***** Source material *****

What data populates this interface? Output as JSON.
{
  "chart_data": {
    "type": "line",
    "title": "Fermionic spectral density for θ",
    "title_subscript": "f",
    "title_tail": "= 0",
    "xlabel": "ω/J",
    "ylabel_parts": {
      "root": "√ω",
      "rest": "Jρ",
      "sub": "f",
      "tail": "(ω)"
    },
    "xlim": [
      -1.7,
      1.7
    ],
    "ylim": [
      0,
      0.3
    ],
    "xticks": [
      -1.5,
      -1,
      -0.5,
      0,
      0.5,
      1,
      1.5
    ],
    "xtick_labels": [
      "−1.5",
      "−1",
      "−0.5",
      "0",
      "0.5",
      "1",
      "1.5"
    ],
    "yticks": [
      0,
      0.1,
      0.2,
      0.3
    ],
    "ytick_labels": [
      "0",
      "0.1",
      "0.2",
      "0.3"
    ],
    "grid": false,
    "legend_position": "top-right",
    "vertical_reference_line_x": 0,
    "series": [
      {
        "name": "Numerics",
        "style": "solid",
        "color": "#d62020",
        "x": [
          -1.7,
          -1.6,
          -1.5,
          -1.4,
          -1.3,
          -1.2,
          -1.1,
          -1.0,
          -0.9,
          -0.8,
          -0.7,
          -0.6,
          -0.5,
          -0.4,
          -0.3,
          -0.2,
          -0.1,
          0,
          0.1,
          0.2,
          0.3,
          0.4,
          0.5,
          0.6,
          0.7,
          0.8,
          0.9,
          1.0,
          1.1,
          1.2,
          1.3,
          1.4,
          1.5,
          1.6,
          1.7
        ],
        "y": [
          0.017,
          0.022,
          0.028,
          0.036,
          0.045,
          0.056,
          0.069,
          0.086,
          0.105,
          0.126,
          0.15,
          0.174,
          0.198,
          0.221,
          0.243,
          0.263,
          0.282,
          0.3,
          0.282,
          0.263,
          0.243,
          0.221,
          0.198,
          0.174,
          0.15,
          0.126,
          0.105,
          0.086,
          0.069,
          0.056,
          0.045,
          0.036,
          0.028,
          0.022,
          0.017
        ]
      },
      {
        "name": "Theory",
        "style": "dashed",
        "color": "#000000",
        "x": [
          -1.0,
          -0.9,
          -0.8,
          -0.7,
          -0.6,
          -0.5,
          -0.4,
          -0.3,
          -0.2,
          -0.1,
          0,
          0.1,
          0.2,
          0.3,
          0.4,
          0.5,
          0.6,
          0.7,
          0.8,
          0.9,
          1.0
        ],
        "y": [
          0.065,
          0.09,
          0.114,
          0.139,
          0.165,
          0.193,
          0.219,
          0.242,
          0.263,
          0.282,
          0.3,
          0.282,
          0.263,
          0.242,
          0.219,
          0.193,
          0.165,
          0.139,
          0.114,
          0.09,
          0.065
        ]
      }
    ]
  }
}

*****

Without leaving anything out, give the entries again exactly.

__Answer below__:
What data populates this interface? Output as JSON.
{
  "chart_data": {
    "type": "line",
    "title": "Fermionic spectral density for θ",
    "title_subscript": "f",
    "title_tail": "= 0",
    "xlabel": "ω/J",
    "ylabel_parts": {
      "root": "√ω",
      "rest": "Jρ",
      "sub": "f",
      "tail": "(ω)"
    },
    "xlim": [
      -1.7,
      1.7
    ],
    "ylim": [
      0,
      0.3
    ],
    "xticks": [
      -1.5,
      -1,
      -0.5,
      0,
      0.5,
      1,
      1.5
    ],
    "xtick_labels": [
      "−1.5",
      "−1",
      "−0.5",
      "0",
      "0.5",
      "1",
      "1.5"
    ],
    "yticks": [
      0,
      0.1,
      0.2,
      0.3
    ],
    "ytick_labels": [
      "0",
      "0.1",
      "0.2",
      "0.3"
    ],
    "grid": false,
    "legend_position": "top-right",
    "vertical_reference_line_x": 0,
    "series": [
      {
        "name": "Numerics",
        "style": "solid",
        "color": "#d62020",
        "x": [
          -1.7,
          -1.6,
          -1.5,
          -1.4,
          -1.3,
          -1.2,
          -1.1,
          -1.0,
          -0.9,
          -0.8,
          -0.7,
          -0.6,
          -0.5,
          -0.4,
          -0.3,
          -0.2,
          -0.1,
          0,
          0.1,
          0.2,
          0.3,
          0.4,
          0.5,
          0.6,
          0.7,
          0.8,
          0.9,
          1.0,
          1.1,
          1.2,
          1.3,
          1.4,
          1.5,
          1.6,
          1.7
        ],
        "y": [
          0.017,
          0.022,
          0.028,
          0.036,
          0.045,
          0.056,
          0.069,
          0.086,
          0.105,
          0.126,
          0.15,
          0.174,
          0.198,
          0.221,
          0.243,
          0.263,
          0.282,
          0.3,
          0.282,
          0.263,
          0.243,
          0.221,
          0.198,
          0.174,
          0.15,
          0.126,
          0.105,
          0.086,
          0.069,
          0.056,
          0.045,
          0.036,
          0.028,
          0.022,
          0.017
        ]
      },
      {
        "name": "Theory",
        "style": "dashed",
        "color": "#000000",
        "x": [
          -1.0,
          -0.9,
          -0.8,
          -0.7,
          -0.6,
          -0.5,
          -0.4,
          -0.3,
          -0.2,
          -0.1,
          0,
          0.1,
          0.2,
          0.3,
          0.4,
          0.5,
          0.6,
          0.7,
          0.8,
          0.9,
          1.0
        ],
        "y": [
          0.065,
          0.09,
          0.114,
          0.139,
          0.165,
          0.193,
          0.219,
          0.242,
          0.263,
          0.282,
          0.3,
          0.282,
          0.263,
          0.242,
          0.219,
          0.193,
          0.165,
          0.139,
          0.114,
          0.09,
          0.065
        ]
      }
    ]
  }
}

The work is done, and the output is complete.